• Data to use:
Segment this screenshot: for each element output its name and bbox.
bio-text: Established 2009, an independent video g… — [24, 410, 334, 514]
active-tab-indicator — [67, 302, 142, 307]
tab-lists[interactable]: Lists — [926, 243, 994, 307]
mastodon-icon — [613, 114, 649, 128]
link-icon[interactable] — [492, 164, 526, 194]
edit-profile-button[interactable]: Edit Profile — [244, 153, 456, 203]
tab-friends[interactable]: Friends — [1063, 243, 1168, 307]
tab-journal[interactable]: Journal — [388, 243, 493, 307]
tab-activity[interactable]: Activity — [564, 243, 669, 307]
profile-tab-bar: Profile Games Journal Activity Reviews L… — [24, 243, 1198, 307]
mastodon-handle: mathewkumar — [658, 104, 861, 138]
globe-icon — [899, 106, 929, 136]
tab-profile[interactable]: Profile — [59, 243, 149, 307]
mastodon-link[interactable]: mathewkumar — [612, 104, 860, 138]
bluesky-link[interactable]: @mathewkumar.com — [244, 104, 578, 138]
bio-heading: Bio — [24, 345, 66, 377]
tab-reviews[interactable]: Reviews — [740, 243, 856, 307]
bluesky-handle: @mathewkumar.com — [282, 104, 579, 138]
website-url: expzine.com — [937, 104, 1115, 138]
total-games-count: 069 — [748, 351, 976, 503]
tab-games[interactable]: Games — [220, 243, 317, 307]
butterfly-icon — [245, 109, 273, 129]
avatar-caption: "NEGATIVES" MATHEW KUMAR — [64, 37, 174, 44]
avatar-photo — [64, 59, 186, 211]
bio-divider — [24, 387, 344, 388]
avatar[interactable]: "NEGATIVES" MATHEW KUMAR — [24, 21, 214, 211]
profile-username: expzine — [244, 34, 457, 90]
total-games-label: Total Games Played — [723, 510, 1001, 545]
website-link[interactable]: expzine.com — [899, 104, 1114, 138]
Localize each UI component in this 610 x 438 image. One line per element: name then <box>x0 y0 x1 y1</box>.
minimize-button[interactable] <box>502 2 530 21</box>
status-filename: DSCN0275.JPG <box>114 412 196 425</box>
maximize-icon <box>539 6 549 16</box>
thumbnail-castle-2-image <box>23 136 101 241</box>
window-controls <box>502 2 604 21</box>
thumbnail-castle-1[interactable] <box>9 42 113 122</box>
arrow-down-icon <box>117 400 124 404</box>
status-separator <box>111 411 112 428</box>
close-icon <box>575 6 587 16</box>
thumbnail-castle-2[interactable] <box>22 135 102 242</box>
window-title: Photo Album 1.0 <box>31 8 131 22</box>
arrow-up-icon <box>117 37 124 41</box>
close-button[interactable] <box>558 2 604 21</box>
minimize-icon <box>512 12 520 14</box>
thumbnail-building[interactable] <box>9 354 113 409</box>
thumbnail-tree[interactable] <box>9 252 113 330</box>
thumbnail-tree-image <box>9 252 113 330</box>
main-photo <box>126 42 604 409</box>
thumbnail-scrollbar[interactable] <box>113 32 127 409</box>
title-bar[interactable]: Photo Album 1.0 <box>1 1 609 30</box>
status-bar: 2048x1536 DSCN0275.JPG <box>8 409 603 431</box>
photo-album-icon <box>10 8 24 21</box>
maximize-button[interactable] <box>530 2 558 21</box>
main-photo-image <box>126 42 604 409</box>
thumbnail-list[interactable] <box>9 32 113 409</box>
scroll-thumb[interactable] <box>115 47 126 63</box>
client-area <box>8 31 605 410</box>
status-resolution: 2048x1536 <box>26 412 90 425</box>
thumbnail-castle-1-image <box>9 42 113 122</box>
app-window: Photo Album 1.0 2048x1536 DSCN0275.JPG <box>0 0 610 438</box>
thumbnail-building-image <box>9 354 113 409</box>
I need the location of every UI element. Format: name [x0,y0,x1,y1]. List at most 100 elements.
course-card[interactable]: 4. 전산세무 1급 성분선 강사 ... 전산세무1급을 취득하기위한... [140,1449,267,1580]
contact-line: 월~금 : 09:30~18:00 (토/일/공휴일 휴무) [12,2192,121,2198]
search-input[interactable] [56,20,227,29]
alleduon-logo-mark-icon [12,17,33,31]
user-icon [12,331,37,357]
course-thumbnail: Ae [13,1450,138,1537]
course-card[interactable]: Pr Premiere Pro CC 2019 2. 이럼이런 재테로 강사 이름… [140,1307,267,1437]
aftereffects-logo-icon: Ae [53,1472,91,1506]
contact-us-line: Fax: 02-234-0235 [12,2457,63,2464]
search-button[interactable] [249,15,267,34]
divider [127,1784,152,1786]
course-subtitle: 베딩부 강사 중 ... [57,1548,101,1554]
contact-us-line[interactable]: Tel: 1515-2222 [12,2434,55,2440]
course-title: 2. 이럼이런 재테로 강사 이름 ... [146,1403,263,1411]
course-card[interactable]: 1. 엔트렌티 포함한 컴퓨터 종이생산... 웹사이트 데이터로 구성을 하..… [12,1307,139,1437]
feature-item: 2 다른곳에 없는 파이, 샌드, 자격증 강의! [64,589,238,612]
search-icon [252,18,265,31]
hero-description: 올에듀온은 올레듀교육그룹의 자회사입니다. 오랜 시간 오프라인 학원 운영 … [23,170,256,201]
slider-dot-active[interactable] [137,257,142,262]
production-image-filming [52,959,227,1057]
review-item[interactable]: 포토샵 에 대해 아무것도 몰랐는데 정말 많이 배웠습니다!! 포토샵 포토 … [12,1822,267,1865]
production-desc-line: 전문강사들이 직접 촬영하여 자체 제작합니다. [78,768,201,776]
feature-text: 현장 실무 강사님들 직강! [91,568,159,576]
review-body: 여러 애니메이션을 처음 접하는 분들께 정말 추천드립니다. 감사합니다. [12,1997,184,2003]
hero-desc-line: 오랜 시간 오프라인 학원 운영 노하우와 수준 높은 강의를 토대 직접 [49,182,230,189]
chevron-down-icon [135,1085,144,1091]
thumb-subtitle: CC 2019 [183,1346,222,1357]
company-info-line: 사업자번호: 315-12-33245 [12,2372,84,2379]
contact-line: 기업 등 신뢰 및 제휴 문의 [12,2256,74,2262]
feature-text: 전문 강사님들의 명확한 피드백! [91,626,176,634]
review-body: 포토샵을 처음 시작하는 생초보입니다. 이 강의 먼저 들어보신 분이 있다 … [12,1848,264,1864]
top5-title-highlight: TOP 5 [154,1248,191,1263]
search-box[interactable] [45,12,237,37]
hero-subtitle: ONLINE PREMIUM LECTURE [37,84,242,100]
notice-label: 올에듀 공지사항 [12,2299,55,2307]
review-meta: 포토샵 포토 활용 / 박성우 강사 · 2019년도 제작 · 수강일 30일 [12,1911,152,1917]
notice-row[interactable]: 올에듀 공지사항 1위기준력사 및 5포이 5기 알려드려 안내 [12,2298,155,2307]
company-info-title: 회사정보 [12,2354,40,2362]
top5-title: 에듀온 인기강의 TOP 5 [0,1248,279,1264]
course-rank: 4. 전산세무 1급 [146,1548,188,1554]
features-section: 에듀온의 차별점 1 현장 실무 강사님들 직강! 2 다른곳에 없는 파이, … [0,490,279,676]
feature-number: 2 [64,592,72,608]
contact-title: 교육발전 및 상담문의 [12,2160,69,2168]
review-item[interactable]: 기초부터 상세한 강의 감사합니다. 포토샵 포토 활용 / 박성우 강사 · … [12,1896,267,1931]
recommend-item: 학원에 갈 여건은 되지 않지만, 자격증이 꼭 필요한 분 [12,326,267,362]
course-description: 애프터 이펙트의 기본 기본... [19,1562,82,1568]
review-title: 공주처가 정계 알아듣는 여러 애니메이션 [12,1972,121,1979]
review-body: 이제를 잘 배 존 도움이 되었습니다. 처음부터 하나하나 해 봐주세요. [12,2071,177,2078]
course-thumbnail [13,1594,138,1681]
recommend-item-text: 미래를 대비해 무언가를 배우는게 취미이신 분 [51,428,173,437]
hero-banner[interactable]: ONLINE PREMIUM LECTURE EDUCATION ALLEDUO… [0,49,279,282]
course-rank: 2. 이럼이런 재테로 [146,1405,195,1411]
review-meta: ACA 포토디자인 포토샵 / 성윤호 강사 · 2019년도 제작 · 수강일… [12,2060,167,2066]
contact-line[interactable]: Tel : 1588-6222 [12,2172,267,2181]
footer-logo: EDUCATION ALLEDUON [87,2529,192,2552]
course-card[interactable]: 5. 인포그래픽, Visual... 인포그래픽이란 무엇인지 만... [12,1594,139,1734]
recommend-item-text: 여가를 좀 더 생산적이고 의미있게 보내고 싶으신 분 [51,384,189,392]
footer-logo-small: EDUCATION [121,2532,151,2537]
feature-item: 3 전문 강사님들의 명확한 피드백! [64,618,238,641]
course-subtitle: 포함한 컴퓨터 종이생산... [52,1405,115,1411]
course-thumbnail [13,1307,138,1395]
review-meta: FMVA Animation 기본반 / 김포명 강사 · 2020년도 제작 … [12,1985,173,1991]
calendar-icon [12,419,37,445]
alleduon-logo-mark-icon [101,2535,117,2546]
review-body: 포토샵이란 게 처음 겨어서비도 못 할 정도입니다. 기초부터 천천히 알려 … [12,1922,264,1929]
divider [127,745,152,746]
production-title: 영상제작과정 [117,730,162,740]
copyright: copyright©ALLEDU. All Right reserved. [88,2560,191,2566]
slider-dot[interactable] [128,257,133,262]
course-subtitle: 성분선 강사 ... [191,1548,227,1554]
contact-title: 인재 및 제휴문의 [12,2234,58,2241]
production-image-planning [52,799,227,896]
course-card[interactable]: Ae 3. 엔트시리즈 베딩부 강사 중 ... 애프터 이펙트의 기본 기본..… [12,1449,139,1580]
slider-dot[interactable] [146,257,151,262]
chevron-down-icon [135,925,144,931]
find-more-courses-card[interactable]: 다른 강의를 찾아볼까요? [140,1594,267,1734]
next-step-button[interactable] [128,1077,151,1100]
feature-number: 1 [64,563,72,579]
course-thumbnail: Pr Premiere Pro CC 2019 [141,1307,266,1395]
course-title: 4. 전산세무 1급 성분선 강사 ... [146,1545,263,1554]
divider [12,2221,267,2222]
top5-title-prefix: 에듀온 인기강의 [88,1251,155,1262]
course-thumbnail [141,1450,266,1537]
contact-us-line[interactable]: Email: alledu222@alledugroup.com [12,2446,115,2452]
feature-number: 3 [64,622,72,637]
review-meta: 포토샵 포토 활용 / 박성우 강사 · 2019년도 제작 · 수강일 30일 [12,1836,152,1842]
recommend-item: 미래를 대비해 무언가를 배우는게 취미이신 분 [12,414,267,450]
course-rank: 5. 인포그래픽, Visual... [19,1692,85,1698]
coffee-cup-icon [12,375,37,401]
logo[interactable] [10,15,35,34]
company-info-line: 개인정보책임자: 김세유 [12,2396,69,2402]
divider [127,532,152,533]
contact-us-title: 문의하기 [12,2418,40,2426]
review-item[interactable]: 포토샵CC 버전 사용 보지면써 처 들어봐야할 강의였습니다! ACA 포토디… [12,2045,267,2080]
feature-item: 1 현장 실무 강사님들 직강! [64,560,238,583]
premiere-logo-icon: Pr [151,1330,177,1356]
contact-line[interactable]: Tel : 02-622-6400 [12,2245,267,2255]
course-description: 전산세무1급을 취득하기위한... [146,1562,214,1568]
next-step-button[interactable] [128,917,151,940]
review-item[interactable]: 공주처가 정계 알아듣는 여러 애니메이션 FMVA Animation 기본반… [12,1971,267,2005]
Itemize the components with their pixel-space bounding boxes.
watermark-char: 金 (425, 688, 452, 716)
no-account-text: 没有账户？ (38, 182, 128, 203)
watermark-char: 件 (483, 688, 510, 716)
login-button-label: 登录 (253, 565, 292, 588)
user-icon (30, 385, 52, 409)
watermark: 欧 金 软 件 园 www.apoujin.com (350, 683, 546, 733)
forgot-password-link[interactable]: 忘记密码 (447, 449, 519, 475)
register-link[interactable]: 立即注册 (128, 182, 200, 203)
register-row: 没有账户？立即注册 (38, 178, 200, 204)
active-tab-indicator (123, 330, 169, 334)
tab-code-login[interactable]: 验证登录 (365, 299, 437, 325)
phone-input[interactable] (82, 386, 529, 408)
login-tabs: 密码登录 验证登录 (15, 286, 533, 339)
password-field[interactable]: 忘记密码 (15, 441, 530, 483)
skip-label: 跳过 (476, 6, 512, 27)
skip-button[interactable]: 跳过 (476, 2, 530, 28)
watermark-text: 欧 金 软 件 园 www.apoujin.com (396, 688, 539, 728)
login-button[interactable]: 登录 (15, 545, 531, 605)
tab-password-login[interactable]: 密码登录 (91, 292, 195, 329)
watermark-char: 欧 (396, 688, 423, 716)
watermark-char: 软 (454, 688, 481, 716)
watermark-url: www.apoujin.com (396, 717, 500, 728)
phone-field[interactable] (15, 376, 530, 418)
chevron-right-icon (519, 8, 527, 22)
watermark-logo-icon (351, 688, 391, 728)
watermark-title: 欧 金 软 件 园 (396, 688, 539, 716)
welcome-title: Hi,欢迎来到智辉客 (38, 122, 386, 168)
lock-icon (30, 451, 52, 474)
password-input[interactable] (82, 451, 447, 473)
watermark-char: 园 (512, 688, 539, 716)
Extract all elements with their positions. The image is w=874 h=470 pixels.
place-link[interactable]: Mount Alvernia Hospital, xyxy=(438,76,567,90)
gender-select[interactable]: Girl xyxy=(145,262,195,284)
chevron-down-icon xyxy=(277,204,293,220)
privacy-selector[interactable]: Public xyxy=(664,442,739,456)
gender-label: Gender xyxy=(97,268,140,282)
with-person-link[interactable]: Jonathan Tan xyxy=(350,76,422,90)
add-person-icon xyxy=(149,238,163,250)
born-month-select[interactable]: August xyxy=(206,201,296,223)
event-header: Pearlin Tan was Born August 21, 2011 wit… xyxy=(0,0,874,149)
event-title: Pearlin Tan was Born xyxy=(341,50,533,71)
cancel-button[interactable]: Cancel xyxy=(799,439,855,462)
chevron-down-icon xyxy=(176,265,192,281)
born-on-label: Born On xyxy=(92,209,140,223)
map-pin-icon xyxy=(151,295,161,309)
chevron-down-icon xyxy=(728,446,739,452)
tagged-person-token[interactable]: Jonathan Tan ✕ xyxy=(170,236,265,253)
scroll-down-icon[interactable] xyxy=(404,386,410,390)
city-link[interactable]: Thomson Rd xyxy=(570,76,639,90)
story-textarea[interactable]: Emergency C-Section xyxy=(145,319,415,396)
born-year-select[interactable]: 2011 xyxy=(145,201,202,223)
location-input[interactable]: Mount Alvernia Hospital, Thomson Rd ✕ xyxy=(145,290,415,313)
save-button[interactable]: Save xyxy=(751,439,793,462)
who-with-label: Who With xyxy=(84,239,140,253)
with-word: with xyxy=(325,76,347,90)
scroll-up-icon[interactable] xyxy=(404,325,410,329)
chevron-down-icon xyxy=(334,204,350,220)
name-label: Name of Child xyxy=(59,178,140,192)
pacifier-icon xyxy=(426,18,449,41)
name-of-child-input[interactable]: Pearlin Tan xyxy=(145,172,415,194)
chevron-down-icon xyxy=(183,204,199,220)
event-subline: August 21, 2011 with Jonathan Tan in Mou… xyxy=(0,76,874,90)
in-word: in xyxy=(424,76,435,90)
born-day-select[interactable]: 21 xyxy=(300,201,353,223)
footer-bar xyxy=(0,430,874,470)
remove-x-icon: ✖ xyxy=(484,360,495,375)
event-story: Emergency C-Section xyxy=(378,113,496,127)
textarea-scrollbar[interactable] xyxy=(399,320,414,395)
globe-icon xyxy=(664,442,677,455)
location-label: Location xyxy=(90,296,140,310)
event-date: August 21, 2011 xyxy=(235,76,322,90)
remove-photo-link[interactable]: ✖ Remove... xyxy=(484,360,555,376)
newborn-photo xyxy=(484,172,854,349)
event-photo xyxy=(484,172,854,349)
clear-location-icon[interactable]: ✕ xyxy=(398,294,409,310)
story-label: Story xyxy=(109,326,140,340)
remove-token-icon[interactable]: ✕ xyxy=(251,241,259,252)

• Instructions to follow:
Copy out everything from the start of the records down to the line containing "tab-games[interactable]: Games —", with both ends included, keeping every line identical to the original.

• Solution for this problem:
Segment this screenshot: for each element output its name and bbox.
bio-text: Established 2009, an independent video g… — [24, 410, 334, 514]
active-tab-indicator — [67, 302, 142, 307]
tab-lists[interactable]: Lists — [926, 243, 994, 307]
mastodon-icon — [613, 114, 649, 128]
link-icon[interactable] — [492, 164, 526, 194]
edit-profile-button[interactable]: Edit Profile — [244, 153, 456, 203]
tab-friends[interactable]: Friends — [1063, 243, 1168, 307]
tab-journal[interactable]: Journal — [388, 243, 493, 307]
tab-activity[interactable]: Activity — [564, 243, 669, 307]
profile-tab-bar: Profile Games Journal Activity Reviews L… — [24, 243, 1198, 307]
mastodon-handle: mathewkumar — [658, 104, 861, 138]
globe-icon — [899, 106, 929, 136]
tab-profile[interactable]: Profile — [59, 243, 149, 307]
mastodon-link[interactable]: mathewkumar — [612, 104, 860, 138]
bluesky-link[interactable]: @mathewkumar.com — [244, 104, 578, 138]
bio-heading: Bio — [24, 345, 66, 377]
tab-reviews[interactable]: Reviews — [740, 243, 856, 307]
bluesky-handle: @mathewkumar.com — [282, 104, 579, 138]
website-url: expzine.com — [937, 104, 1115, 138]
total-games-count: 069 — [748, 351, 976, 503]
tab-games[interactable]: Games — [220, 243, 317, 307]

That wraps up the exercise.